Give back the records below exactly, every one, with no pictures.

(Collected data)
--- begin ---
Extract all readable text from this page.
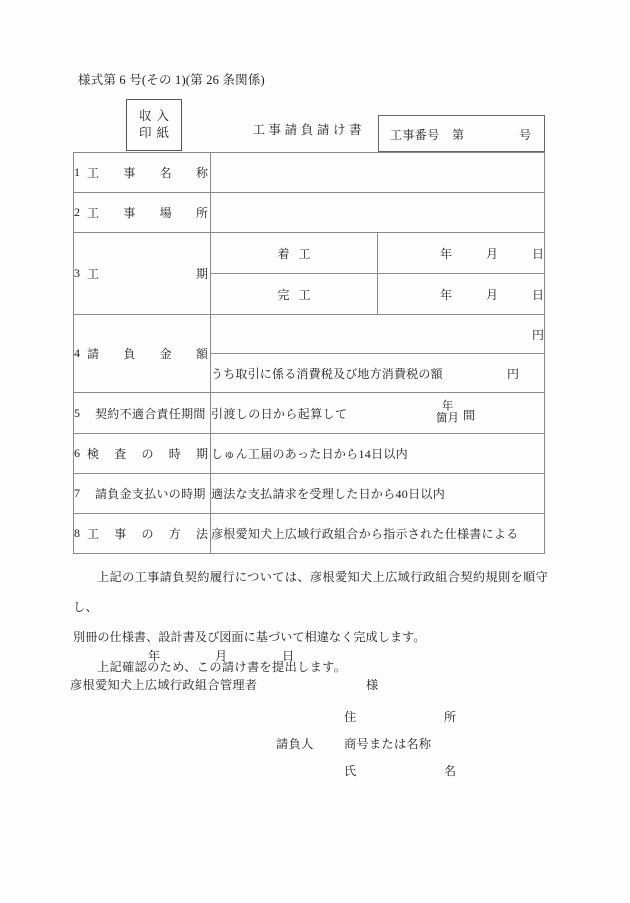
様式第 6 号(その 1)(第 26 条関係)
収入
印紙	工事請負請け書	工事番号　第	号
1 工 事 名 称		

2 工 事 場 所		

3 工 期	着工	年 月 日

	完工	年 月 日

4 請 負 金 額	円	
	うち取引に係る消費税及び地方消費税の額 円	

5 契約不適合責任期間	引渡しの日から起算して 年
箇月 間	

6 検 査 の 時 期	しゅん工届のあった日から14日以内

7 請負金支払いの時期	適法な支払請求を受理した日から40日以内	

8 工 事 の 方 法	彦根愛知犬上広域行政組合から指示された仕様書による
上記の工事請負契約履行については、彦根愛知犬上広域行政組合契約規則を順守し、
別冊の仕様書、設計書及び図面に基づいて相違なく完成します。
上記確認のため、この請け書を提出します。
年	月	日
彦根愛知犬上広域行政組合管理者	様
住	所
請負人	商号または名称
氏	名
--- end ---
RESULT.
Extract all readable text from this page.
様式第 6 号(その 1)(第 26 条関係)
収入
印紙	工事請負請け書	工事番号　第	号
1 工 事 名 称		

2 工 事 場 所		

3 工 期	着工	年 月 日

	完工	年 月 日

4 請 負 金 額	円	
	うち取引に係る消費税及び地方消費税の額 円	

5 契約不適合責任期間	引渡しの日から起算して 年
箇月 間	

6 検 査 の 時 期	しゅん工届のあった日から14日以内

7 請負金支払いの時期	適法な支払請求を受理した日から40日以内	

8 工 事 の 方 法	彦根愛知犬上広域行政組合から指示された仕様書による
上記の工事請負契約履行については、彦根愛知犬上広域行政組合契約規則を順守し、
別冊の仕様書、設計書及び図面に基づいて相違なく完成します。
上記確認のため、この請け書を提出します。
年	月	日
彦根愛知犬上広域行政組合管理者	様
住	所
請負人	商号または名称
氏	名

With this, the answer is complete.